-- Begin DATA ROWS --

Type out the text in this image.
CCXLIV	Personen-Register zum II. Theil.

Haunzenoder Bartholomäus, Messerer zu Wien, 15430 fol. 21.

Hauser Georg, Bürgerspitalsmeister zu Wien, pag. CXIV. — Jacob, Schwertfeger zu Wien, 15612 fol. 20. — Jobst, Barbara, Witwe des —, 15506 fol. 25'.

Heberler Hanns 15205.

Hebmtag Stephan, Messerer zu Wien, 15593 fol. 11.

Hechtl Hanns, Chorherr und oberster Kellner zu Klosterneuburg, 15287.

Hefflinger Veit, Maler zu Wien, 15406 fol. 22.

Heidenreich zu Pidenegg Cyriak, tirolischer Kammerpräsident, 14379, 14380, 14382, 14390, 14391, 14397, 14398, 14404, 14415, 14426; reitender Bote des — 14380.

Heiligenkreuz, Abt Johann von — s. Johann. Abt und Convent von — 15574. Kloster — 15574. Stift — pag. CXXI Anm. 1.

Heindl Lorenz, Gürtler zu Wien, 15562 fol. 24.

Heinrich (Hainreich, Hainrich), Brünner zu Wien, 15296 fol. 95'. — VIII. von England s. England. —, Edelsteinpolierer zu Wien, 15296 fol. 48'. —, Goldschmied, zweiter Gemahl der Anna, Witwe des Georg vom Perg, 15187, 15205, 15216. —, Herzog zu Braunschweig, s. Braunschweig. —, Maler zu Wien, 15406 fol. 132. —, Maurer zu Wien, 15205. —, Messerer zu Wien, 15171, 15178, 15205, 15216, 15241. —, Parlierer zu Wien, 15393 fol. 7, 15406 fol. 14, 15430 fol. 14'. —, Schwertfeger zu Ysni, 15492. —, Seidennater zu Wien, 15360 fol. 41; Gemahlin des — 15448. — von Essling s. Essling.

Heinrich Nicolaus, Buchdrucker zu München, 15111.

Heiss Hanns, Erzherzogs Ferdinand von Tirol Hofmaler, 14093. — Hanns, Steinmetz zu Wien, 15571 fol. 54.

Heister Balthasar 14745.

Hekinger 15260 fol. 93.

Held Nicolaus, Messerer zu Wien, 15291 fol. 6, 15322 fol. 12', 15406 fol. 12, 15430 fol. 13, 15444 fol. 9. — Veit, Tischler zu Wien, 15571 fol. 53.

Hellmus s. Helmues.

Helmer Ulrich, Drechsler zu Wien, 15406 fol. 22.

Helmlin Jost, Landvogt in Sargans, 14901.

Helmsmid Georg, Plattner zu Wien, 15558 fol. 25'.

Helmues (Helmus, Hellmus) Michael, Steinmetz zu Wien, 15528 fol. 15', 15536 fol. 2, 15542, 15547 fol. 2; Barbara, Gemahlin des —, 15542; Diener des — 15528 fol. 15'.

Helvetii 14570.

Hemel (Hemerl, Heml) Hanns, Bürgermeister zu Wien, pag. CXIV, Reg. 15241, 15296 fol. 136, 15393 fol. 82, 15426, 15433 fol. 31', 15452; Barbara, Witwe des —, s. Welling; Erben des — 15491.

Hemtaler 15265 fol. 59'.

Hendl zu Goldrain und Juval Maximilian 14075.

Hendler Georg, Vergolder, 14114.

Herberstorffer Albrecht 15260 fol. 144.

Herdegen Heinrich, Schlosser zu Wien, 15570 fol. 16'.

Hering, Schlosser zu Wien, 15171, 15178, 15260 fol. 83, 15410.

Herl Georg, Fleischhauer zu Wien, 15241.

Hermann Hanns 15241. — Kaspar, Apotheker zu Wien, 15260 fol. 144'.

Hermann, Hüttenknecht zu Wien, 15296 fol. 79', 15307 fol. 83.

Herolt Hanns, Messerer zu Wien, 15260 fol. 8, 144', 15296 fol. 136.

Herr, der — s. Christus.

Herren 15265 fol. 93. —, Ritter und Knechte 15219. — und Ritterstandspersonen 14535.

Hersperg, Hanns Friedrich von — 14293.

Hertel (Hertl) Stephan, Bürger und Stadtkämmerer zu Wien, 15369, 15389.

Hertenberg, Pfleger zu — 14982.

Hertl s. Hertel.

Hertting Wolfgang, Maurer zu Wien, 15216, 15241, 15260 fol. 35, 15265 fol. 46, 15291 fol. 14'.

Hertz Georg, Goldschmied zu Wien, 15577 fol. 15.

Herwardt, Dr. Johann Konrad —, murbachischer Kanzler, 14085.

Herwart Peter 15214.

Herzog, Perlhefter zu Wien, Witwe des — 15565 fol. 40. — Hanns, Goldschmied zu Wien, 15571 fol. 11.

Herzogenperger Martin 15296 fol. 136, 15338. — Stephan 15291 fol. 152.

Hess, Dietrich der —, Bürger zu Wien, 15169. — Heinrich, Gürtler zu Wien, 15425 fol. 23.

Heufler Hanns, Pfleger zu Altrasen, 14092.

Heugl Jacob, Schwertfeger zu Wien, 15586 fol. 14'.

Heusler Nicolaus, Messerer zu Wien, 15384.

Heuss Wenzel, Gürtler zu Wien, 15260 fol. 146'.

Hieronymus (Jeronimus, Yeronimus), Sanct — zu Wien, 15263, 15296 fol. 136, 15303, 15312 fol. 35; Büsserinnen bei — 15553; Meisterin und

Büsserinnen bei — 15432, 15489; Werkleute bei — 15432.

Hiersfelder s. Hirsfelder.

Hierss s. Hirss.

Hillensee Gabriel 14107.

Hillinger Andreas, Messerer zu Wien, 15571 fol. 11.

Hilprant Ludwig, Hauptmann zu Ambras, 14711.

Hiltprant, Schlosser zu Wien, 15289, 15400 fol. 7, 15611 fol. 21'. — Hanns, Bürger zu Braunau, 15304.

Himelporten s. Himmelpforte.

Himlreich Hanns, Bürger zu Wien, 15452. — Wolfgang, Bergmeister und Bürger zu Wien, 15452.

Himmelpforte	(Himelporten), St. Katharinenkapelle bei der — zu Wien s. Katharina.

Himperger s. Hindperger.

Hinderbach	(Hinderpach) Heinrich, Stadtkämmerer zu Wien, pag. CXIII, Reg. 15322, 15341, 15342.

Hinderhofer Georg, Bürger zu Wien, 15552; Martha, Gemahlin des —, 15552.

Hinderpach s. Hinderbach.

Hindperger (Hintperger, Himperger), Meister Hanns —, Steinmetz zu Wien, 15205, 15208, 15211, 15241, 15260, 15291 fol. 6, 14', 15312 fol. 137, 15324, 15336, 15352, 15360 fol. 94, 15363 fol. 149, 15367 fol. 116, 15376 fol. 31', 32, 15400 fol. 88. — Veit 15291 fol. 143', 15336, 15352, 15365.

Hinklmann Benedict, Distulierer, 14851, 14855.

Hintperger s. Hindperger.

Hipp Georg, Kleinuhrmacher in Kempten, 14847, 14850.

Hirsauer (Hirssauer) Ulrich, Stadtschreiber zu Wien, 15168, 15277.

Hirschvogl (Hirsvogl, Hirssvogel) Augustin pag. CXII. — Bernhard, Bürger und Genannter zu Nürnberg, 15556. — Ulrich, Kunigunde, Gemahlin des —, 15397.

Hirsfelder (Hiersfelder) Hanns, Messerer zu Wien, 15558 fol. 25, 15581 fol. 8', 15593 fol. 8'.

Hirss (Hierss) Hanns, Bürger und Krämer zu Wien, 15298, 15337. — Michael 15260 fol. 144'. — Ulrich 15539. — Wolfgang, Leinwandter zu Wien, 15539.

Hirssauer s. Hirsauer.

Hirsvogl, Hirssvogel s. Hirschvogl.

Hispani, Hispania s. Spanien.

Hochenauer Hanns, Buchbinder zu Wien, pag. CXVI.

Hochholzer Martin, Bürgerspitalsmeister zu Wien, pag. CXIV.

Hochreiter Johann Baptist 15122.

-- End DATA ROWS --

● **YOUR OBJECTIVE**
Using the data above, print every record exactly as shown.

● **ANSWER**
Type out the text in this image.
CCXLIV	Personen-Register zum II. Theil.

Haunzenoder Bartholomäus, Messerer zu Wien, 15430 fol. 21.

Hauser Georg, Bürgerspitalsmeister zu Wien, pag. CXIV. — Jacob, Schwertfeger zu Wien, 15612 fol. 20. — Jobst, Barbara, Witwe des —, 15506 fol. 25'.

Heberler Hanns 15205.

Hebmtag Stephan, Messerer zu Wien, 15593 fol. 11.

Hechtl Hanns, Chorherr und oberster Kellner zu Klosterneuburg, 15287.

Hefflinger Veit, Maler zu Wien, 15406 fol. 22.

Heidenreich zu Pidenegg Cyriak, tirolischer Kammerpräsident, 14379, 14380, 14382, 14390, 14391, 14397, 14398, 14404, 14415, 14426; reitender Bote des — 14380.

Heiligenkreuz, Abt Johann von — s. Johann. Abt und Convent von — 15574. Kloster — 15574. Stift — pag. CXXI Anm. 1.

Heindl Lorenz, Gürtler zu Wien, 15562 fol. 24.

Heinrich (Hainreich, Hainrich), Brünner zu Wien, 15296 fol. 95'. — VIII. von England s. England. —, Edelsteinpolierer zu Wien, 15296 fol. 48'. —, Goldschmied, zweiter Gemahl der Anna, Witwe des Georg vom Perg, 15187, 15205, 15216. —, Herzog zu Braunschweig, s. Braunschweig. —, Maler zu Wien, 15406 fol. 132. —, Maurer zu Wien, 15205. —, Messerer zu Wien, 15171, 15178, 15205, 15216, 15241. —, Parlierer zu Wien, 15393 fol. 7, 15406 fol. 14, 15430 fol. 14'. —, Schwertfeger zu Ysni, 15492. —, Seidennater zu Wien, 15360 fol. 41; Gemahlin des — 15448. — von Essling s. Essling.

Heinrich Nicolaus, Buchdrucker zu München, 15111.

Heiss Hanns, Erzherzogs Ferdinand von Tirol Hofmaler, 14093. — Hanns, Steinmetz zu Wien, 15571 fol. 54.

Heister Balthasar 14745.

Hekinger 15260 fol. 93.

Held Nicolaus, Messerer zu Wien, 15291 fol. 6, 15322 fol. 12', 15406 fol. 12, 15430 fol. 13, 15444 fol. 9. — Veit, Tischler zu Wien, 15571 fol. 53.

Hellmus s. Helmues.

Helmer Ulrich, Drechsler zu Wien, 15406 fol. 22.

Helmlin Jost, Landvogt in Sargans, 14901.

Helmsmid Georg, Plattner zu Wien, 15558 fol. 25'.

Helmues (Helmus, Hellmus) Michael, Steinmetz zu Wien, 15528 fol. 15', 15536 fol. 2, 15542, 15547 fol. 2; Barbara, Gemahlin des —, 15542; Diener des — 15528 fol. 15'.

Helvetii 14570.

Hemel (Hemerl, Heml) Hanns, Bürgermeister zu Wien, pag. CXIV, Reg. 15241, 15296 fol. 136, 15393 fol. 82, 15426, 15433 fol. 31', 15452; Barbara, Witwe des —, s. Welling; Erben des — 15491.

Hemtaler 15265 fol. 59'.

Hendl zu Goldrain und Juval Maximilian 14075.

Hendler Georg, Vergolder, 14114.

Herberstorffer Albrecht 15260 fol. 144.

Herdegen Heinrich, Schlosser zu Wien, 15570 fol. 16'.

Hering, Schlosser zu Wien, 15171, 15178, 15260 fol. 83, 15410.

Herl Georg, Fleischhauer zu Wien, 15241.

Hermann Hanns 15241. — Kaspar, Apotheker zu Wien, 15260 fol. 144'.

Hermann, Hüttenknecht zu Wien, 15296 fol. 79', 15307 fol. 83.

Herolt Hanns, Messerer zu Wien, 15260 fol. 8, 144', 15296 fol. 136.

Herr, der — s. Christus.

Herren 15265 fol. 93. —, Ritter und Knechte 15219. — und Ritterstandspersonen 14535.

Hersperg, Hanns Friedrich von — 14293.

Hertel (Hertl) Stephan, Bürger und Stadtkämmerer zu Wien, 15369, 15389.

Hertenberg, Pfleger zu — 14982.

Hertl s. Hertel.

Hertting Wolfgang, Maurer zu Wien, 15216, 15241, 15260 fol. 35, 15265 fol. 46, 15291 fol. 14'.

Hertz Georg, Goldschmied zu Wien, 15577 fol. 15.

Herwardt, Dr. Johann Konrad —, murbachischer Kanzler, 14085.

Herwart Peter 15214.

Herzog, Perlhefter zu Wien, Witwe des — 15565 fol. 40. — Hanns, Goldschmied zu Wien, 15571 fol. 11.

Herzogenperger Martin 15296 fol. 136, 15338. — Stephan 15291 fol. 152.

Hess, Dietrich der —, Bürger zu Wien, 15169. — Heinrich, Gürtler zu Wien, 15425 fol. 23.

Heufler Hanns, Pfleger zu Altrasen, 14092.

Heugl Jacob, Schwertfeger zu Wien, 15586 fol. 14'.

Heusler Nicolaus, Messerer zu Wien, 15384.

Heuss Wenzel, Gürtler zu Wien, 15260 fol. 146'.

Hieronymus (Jeronimus, Yeronimus), Sanct — zu Wien, 15263, 15296 fol. 136, 15303, 15312 fol. 35; Büsserinnen bei — 15553; Meisterin und

Büsserinnen bei — 15432, 15489; Werkleute bei — 15432.

Hiersfelder s. Hirsfelder.

Hierss s. Hirss.

Hillensee Gabriel 14107.

Hillinger Andreas, Messerer zu Wien, 15571 fol. 11.

Hilprant Ludwig, Hauptmann zu Ambras, 14711.

Hiltprant, Schlosser zu Wien, 15289, 15400 fol. 7, 15611 fol. 21'. — Hanns, Bürger zu Braunau, 15304.

Himelporten s. Himmelpforte.

Himlreich Hanns, Bürger zu Wien, 15452. — Wolfgang, Bergmeister und Bürger zu Wien, 15452.

Himmelpforte	(Himelporten), St. Katharinenkapelle bei der — zu Wien s. Katharina.

Himperger s. Hindperger.

Hinderbach	(Hinderpach) Heinrich, Stadtkämmerer zu Wien, pag. CXIII, Reg. 15322, 15341, 15342.

Hinderhofer Georg, Bürger zu Wien, 15552; Martha, Gemahlin des —, 15552.

Hinderpach s. Hinderbach.

Hindperger (Hintperger, Himperger), Meister Hanns —, Steinmetz zu Wien, 15205, 15208, 15211, 15241, 15260, 15291 fol. 6, 14', 15312 fol. 137, 15324, 15336, 15352, 15360 fol. 94, 15363 fol. 149, 15367 fol. 116, 15376 fol. 31', 32, 15400 fol. 88. — Veit 15291 fol. 143', 15336, 15352, 15365.

Hinklmann Benedict, Distulierer, 14851, 14855.

Hintperger s. Hindperger.

Hipp Georg, Kleinuhrmacher in Kempten, 14847, 14850.

Hirsauer (Hirssauer) Ulrich, Stadtschreiber zu Wien, 15168, 15277.

Hirschvogl (Hirsvogl, Hirssvogel) Augustin pag. CXII. — Bernhard, Bürger und Genannter zu Nürnberg, 15556. — Ulrich, Kunigunde, Gemahlin des —, 15397.

Hirsfelder (Hiersfelder) Hanns, Messerer zu Wien, 15558 fol. 25, 15581 fol. 8', 15593 fol. 8'.

Hirss (Hierss) Hanns, Bürger und Krämer zu Wien, 15298, 15337. — Michael 15260 fol. 144'. — Ulrich 15539. — Wolfgang, Leinwandter zu Wien, 15539.

Hirssauer s. Hirsauer.

Hirsvogl, Hirssvogel s. Hirschvogl.

Hispani, Hispania s. Spanien.

Hochenauer Hanns, Buchbinder zu Wien, pag. CXVI.

Hochholzer Martin, Bürgerspitalsmeister zu Wien, pag. CXIV.

Hochreiter Johann Baptist 15122.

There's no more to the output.